▸ Excerpt provided:

This is very recent. Melano-Australoids arrived in the North Solomons
30,000 years ago after a considerable ocean voyage, first to
Bougainville, and secondly down into the Solomon Island chain.
Examination of stone tools found in the Solomons by the Commonwealth
Scientific and Industrial Research Organisation (CSIRO) of Australia,
has demonstrated the presence of microcrystaline deposits of the
domesticated variety of taro on the edge of stone tools found there and
accurately dated. This is the earliest planetary evidence of
horticulture yet found. The Kuk swamp drainage ditches are the second
oldest at 8-9,000 years BCE, but that was in the highlands, resting
right up against the cultivable limits of tropical horticultural crops.
Common sense would suggest that cultivation began first in coastal
regions, where the wild varieties of cultivated species are found.
There is also evidence that the Austro-Papuan side of Wallaces line is
also a Vavilhov zone of great antiquity. Sugar cane was certainly
first cultivated there, as was sago, breadfruit, pandanas nuts, one
variety of swamp taro, a range of leafy vegetables found in Asia (eg
amaranthus species), at least one variety of banana (Musa australis),
and possibly even coconuts! Golson the ethnobotanist and
paleoanthropologist who has researched much of this early evidence has
even anecdotally suggested that the hafted "hoe" like stone tools found
in Finschaven on the north coast of PNG (where perched sea levels of
Ice Age times are above the sea level of today) may have been used for
working the soil. The fact that Papua New Guineans travelled back out
of the Sahul area to Timor has led some to suggest that these Hoes
(found throughout the Hoa Binh culture of Mainland and Island South
East Asia, but of much later provinance (10,000 BCE rather than 50,000
BCE) than the Papua New Guinean ones - may have been carried by
Melanesians....
In reply to my
> > 2. Horticulture began secondarily within the Austroasiatics 14,000
> > years ago (Spirit Cave Thailand). As a result they spread from
India
> > to Malasia throughout Mainland South East Asia.

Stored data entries
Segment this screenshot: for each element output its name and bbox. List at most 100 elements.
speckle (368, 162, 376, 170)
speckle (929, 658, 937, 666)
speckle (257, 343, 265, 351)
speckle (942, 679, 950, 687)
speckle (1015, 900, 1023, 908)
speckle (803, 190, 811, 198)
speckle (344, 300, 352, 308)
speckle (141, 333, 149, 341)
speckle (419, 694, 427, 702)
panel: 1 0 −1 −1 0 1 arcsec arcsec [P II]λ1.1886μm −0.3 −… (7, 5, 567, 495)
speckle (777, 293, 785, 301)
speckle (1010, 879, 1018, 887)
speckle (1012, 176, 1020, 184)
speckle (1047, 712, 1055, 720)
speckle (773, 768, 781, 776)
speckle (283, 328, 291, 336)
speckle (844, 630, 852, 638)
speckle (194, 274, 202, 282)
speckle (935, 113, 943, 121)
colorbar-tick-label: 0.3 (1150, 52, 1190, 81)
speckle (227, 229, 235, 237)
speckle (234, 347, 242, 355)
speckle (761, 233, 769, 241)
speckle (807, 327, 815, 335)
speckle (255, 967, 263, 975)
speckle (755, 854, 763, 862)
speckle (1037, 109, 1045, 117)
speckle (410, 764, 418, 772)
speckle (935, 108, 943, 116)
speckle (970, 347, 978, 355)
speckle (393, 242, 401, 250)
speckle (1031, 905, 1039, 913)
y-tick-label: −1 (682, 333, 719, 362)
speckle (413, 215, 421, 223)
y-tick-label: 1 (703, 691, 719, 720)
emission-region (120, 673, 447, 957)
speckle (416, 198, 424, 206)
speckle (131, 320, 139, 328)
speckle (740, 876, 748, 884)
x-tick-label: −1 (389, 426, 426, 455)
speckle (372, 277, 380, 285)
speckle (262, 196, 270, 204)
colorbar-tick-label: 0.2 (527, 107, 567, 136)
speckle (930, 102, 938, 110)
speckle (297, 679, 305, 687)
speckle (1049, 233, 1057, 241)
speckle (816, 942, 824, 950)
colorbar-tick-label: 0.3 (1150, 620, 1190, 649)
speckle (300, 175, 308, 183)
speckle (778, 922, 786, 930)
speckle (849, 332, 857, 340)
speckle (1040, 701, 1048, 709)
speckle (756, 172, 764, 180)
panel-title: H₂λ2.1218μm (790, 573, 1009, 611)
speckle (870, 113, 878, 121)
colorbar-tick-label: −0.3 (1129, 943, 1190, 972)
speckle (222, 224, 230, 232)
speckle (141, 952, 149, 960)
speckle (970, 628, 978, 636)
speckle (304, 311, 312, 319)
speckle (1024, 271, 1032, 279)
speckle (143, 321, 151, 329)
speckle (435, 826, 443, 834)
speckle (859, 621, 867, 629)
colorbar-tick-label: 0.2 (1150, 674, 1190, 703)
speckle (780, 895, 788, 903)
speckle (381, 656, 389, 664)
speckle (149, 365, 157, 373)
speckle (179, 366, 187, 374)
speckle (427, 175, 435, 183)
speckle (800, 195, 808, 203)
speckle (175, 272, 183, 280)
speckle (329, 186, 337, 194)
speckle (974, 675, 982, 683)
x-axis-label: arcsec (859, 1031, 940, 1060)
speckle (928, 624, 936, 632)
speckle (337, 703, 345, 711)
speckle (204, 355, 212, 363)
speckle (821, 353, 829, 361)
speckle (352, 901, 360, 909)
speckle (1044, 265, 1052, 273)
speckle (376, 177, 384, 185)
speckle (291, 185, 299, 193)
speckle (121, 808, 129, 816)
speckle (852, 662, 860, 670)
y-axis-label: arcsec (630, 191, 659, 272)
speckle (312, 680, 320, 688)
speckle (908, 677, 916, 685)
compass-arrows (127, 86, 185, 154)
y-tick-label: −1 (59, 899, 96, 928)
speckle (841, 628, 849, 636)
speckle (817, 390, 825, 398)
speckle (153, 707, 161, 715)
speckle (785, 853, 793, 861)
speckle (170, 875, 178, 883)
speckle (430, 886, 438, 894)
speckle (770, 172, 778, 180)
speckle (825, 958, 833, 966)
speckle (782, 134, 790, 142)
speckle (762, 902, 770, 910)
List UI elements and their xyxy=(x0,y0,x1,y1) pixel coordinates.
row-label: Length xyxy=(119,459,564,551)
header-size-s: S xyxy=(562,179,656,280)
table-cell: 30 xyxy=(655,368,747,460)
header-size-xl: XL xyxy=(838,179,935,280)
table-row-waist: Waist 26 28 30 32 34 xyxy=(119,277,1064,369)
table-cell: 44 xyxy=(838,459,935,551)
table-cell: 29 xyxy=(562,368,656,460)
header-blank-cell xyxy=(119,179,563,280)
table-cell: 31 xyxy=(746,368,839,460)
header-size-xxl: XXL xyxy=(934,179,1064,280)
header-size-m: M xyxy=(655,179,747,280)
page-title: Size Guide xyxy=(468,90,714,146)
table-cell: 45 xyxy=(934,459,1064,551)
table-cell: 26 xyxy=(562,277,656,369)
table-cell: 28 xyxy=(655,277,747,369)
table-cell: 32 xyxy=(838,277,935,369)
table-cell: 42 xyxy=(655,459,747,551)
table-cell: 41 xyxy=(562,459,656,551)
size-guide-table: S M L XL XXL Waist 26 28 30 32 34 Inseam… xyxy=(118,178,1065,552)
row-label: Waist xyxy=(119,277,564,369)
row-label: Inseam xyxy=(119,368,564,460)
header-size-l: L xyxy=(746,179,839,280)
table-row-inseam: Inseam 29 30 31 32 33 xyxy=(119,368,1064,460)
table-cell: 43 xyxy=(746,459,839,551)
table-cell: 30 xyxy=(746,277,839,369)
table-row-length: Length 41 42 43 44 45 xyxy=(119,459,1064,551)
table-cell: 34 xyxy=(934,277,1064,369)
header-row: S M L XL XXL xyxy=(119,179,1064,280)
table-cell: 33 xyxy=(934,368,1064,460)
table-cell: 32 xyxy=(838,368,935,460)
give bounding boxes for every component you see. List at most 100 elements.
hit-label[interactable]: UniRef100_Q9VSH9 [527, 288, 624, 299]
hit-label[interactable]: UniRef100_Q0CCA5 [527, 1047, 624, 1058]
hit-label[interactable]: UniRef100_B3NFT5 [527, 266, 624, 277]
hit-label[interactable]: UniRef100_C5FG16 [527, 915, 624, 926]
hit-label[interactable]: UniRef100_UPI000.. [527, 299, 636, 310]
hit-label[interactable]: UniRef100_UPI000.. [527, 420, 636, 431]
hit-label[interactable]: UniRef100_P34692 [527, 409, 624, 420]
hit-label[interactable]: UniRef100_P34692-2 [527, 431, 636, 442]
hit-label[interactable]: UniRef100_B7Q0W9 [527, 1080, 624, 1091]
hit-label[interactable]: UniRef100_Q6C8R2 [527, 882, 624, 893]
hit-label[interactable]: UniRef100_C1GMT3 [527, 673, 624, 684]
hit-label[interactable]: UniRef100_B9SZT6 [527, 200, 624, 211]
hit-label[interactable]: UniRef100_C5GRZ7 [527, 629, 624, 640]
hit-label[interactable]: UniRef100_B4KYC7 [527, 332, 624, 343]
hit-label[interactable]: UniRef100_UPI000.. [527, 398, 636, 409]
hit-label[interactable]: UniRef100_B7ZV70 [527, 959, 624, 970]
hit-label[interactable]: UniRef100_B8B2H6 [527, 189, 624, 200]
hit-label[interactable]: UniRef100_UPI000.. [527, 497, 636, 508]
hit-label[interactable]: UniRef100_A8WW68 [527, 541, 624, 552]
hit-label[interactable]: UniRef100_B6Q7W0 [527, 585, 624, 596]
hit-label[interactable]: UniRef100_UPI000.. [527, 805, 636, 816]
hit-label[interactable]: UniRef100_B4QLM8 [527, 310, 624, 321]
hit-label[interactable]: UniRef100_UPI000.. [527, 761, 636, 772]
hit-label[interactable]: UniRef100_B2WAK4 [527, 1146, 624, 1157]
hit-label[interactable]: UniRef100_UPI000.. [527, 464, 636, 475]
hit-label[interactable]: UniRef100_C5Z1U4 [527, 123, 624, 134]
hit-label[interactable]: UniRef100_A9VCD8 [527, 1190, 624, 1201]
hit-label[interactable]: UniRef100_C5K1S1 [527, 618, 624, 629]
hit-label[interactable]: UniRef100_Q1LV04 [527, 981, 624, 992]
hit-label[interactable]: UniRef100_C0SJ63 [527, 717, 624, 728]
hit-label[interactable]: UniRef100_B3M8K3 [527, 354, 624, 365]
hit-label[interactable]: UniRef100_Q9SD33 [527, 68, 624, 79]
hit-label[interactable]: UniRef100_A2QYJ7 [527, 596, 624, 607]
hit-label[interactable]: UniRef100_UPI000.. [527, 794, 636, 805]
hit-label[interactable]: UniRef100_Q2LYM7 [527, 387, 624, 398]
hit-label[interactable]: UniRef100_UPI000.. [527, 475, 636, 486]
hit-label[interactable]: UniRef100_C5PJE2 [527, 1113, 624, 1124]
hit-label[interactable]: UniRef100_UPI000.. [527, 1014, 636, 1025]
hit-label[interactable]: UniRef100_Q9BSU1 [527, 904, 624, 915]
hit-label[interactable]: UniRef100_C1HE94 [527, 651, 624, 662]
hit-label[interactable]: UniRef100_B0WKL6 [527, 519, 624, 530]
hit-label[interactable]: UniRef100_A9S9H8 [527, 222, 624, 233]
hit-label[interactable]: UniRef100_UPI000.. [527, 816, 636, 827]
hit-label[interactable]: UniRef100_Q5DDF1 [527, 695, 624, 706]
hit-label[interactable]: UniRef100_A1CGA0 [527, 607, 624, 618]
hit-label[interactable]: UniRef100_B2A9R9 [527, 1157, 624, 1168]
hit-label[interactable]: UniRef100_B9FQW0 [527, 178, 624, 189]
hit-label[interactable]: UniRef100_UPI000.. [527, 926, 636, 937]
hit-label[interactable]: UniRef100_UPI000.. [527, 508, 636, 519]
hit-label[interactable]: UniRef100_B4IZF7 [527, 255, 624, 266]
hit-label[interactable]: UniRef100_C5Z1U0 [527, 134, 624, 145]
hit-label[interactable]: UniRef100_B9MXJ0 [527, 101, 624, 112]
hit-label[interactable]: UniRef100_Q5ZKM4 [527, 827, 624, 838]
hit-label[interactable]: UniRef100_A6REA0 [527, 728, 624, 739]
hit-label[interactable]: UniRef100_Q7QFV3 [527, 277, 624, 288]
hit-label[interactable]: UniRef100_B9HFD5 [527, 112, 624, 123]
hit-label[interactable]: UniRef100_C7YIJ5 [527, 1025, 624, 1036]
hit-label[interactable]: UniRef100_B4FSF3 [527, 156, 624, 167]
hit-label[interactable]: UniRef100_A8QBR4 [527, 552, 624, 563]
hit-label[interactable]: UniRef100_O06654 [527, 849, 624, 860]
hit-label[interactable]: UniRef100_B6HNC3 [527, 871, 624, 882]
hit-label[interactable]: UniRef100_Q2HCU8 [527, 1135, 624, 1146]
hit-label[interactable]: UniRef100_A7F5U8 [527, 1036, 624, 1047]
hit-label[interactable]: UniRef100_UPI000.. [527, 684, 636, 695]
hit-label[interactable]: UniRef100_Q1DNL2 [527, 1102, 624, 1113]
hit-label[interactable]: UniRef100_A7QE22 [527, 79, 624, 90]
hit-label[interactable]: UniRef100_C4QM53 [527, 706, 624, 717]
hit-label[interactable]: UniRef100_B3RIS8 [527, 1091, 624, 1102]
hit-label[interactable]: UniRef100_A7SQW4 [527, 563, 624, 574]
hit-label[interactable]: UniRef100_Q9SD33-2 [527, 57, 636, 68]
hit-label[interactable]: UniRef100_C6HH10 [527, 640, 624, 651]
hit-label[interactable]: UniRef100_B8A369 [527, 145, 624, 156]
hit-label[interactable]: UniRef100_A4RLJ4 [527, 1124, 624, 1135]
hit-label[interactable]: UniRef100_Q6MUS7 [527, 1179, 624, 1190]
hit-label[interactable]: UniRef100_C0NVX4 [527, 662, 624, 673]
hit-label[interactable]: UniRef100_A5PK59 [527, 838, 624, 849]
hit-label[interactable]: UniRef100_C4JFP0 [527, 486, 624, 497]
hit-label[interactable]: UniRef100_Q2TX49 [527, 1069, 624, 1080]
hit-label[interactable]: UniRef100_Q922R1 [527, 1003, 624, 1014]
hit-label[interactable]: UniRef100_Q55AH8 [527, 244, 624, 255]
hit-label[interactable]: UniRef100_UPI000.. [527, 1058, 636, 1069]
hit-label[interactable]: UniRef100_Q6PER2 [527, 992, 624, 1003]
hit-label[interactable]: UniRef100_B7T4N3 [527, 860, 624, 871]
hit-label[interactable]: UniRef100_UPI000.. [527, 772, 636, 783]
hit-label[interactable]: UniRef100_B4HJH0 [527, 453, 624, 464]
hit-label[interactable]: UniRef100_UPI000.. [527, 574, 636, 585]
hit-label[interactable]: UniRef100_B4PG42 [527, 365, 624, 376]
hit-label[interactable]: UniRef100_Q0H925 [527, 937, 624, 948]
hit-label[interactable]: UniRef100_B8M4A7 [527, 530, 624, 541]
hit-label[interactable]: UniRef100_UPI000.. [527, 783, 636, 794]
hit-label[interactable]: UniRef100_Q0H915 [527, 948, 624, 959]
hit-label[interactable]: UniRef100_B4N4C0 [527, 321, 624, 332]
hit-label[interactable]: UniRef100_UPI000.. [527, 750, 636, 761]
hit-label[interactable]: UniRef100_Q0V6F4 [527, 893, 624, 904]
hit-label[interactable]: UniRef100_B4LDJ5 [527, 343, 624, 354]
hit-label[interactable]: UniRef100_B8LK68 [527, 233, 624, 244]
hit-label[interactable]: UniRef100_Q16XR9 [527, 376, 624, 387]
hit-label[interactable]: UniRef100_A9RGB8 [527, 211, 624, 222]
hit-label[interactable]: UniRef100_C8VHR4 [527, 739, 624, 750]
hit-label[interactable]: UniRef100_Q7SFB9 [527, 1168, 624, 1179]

▸ Action item: Print the full excerpt on early horticulture, word for word. These records have nothing to do with the excerpt on early horticulture.

▸ Response below:
This is very recent. Melano-Australoids arrived in the North Solomons
30,000 years ago after a considerable ocean voyage, first to
Bougainville, and secondly down into the Solomon Island chain.
Examination of stone tools found in the Solomons by the Commonwealth
Scientific and Industrial Research Organisation (CSIRO) of Australia,
has demonstrated the presence of microcrystaline deposits of the
domesticated variety of taro on the edge of stone tools found there and
accurately dated. This is the earliest planetary evidence of
horticulture yet found. The Kuk swamp drainage ditches are the second
oldest at 8-9,000 years BCE, but that was in the highlands, resting
right up against the cultivable limits of tropical horticultural crops.
Common sense would suggest that cultivation began first in coastal
regions, where the wild varieties of cultivated species are found.
There is also evidence that the Austro-Papuan side of Wallaces line is
also a Vavilhov zone of great antiquity. Sugar cane was certainly
first cultivated there, as was sago, breadfruit, pandanas nuts, one
variety of swamp taro, a range of leafy vegetables found in Asia (eg
amaranthus species), at least one variety of banana (Musa australis),
and possibly even coconuts! Golson the ethnobotanist and
paleoanthropologist who has researched much of this early evidence has
even anecdotally suggested that the hafted "hoe" like stone tools found
in Finschaven on the north coast of PNG (where perched sea levels of
Ice Age times are above the sea level of today) may have been used for
working the soil. The fact that Papua New Guineans travelled back out
of the Sahul area to Timor has led some to suggest that these Hoes
(found throughout the Hoa Binh culture of Mainland and Island South
East Asia, but of much later provinance (10,000 BCE rather than 50,000
BCE) than the Papua New Guinean ones - may have been carried by
Melanesians....
In reply to my
> > 2. Horticulture began secondarily within the Austroasiatics 14,000
> > years ago (Spirit Cave Thailand). As a result they spread from
India
> > to Malasia throughout Mainland South East Asia.